*Requirements*: Could you copy every line from the material below in which "value" appears?

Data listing
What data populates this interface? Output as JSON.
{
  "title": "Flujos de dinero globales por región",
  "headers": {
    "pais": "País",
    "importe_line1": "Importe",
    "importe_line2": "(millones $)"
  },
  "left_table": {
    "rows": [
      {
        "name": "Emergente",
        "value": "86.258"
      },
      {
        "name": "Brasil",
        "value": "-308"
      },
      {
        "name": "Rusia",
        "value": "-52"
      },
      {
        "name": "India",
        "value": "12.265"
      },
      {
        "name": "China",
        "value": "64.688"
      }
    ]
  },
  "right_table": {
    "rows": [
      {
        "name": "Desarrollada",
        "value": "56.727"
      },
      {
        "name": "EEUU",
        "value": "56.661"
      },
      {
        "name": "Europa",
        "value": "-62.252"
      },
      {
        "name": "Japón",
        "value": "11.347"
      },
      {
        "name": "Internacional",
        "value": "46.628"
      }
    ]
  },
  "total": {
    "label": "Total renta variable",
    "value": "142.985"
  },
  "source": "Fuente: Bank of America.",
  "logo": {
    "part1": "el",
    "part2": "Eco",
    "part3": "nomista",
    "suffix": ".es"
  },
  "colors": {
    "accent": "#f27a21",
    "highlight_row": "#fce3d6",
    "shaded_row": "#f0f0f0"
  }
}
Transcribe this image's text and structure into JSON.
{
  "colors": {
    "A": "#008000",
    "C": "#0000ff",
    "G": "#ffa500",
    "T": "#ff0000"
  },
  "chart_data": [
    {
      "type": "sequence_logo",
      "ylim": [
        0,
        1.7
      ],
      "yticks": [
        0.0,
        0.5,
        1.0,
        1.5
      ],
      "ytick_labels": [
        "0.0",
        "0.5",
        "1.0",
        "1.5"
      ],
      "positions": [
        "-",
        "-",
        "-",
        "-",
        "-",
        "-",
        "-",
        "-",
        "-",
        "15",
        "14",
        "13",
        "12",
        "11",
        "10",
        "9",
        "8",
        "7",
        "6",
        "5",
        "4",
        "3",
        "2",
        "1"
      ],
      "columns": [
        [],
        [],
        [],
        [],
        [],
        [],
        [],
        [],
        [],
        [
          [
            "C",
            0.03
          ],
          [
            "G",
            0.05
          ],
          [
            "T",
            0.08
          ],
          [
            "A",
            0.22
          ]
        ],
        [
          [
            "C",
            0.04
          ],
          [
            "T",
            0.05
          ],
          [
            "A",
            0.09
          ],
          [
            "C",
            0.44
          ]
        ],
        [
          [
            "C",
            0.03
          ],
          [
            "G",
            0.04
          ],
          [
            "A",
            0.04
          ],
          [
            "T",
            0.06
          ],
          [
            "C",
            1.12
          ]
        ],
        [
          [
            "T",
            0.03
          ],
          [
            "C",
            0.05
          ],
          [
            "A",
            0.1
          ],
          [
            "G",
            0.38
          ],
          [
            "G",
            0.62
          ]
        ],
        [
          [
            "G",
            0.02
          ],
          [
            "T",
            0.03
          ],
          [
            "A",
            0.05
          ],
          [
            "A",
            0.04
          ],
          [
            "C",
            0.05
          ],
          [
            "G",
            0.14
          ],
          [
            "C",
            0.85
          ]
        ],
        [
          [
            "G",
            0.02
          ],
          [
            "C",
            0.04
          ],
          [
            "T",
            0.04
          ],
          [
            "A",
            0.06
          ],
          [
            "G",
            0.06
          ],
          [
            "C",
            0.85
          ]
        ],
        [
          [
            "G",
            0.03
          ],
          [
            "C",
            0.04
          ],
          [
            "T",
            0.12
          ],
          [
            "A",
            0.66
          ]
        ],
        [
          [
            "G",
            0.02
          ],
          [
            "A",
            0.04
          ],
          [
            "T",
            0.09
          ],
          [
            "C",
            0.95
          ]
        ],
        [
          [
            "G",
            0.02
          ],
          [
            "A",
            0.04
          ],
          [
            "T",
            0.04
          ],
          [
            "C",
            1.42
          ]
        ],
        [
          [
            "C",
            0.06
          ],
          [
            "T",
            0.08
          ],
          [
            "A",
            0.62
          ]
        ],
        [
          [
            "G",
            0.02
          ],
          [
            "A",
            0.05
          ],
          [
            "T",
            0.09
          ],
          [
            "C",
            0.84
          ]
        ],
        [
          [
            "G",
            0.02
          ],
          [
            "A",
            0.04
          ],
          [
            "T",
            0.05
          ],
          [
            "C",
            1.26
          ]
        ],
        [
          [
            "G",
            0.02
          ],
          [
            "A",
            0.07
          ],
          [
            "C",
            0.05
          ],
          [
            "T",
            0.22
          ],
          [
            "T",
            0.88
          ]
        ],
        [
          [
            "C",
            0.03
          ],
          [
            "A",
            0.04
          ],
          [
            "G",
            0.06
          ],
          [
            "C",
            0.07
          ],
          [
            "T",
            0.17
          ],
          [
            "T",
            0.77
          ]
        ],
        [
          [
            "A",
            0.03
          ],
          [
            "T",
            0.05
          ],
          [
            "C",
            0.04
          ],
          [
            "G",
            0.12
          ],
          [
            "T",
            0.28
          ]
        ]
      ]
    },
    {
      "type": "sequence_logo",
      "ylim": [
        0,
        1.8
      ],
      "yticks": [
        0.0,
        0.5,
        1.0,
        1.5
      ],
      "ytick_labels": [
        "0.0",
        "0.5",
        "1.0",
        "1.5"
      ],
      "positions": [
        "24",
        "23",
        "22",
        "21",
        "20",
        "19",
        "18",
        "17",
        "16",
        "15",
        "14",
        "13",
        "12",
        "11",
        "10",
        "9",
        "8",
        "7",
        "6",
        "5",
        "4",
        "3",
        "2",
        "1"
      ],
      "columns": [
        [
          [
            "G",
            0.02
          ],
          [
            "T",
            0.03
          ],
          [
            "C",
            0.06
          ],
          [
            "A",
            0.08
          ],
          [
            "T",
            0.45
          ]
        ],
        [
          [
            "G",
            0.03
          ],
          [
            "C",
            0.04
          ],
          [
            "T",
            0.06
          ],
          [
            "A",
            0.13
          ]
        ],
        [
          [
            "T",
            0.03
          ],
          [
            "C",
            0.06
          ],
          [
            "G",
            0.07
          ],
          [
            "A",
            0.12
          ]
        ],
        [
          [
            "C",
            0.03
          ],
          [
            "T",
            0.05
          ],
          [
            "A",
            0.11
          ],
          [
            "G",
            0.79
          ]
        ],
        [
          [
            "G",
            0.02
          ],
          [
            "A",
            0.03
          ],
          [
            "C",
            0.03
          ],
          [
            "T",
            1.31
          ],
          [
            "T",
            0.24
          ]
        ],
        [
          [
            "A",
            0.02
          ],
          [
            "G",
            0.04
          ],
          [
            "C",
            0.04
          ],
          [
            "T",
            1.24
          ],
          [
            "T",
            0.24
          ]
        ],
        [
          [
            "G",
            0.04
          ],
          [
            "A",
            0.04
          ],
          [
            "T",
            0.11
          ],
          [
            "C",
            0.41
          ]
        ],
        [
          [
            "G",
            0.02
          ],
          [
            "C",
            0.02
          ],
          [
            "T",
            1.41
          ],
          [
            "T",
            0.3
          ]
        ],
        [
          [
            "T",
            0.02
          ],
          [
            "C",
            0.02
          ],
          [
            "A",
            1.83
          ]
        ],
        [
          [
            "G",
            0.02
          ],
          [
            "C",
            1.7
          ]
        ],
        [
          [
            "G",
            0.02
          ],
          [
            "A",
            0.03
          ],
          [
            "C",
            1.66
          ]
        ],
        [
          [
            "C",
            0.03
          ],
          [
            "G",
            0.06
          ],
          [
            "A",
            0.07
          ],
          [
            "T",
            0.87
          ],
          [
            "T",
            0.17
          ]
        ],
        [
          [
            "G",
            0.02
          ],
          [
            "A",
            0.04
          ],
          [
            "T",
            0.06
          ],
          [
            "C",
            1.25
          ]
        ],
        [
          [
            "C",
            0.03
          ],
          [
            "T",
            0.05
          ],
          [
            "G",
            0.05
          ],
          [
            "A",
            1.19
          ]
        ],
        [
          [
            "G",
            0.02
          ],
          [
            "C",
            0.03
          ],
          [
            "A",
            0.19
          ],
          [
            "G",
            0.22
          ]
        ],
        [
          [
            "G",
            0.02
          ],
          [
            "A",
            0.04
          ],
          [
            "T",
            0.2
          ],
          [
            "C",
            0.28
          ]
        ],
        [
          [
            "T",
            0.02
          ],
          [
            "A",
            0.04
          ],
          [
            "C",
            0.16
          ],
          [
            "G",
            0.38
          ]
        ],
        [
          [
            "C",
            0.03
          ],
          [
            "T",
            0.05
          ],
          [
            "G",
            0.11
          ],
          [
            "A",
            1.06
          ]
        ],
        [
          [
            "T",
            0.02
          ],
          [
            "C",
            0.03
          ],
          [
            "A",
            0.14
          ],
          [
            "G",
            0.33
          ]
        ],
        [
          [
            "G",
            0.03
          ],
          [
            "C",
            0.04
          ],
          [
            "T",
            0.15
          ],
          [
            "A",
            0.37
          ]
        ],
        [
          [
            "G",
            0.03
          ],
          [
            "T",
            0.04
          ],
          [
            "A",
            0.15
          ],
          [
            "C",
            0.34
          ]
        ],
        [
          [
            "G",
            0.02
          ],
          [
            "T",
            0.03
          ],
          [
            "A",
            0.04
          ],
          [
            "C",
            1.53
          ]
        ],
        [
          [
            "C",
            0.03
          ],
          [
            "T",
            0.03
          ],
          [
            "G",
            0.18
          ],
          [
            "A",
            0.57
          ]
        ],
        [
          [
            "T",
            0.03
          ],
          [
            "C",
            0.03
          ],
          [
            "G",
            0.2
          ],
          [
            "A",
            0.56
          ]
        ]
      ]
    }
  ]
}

*Full response*:
        "value": "86.258"
        "value": "-308"
        "value": "-52"
        "value": "12.265"
        "value": "64.688"
        "value": "56.727"
        "value": "56.661"
        "value": "-62.252"
        "value": "11.347"
        "value": "46.628"
    "value": "142.985"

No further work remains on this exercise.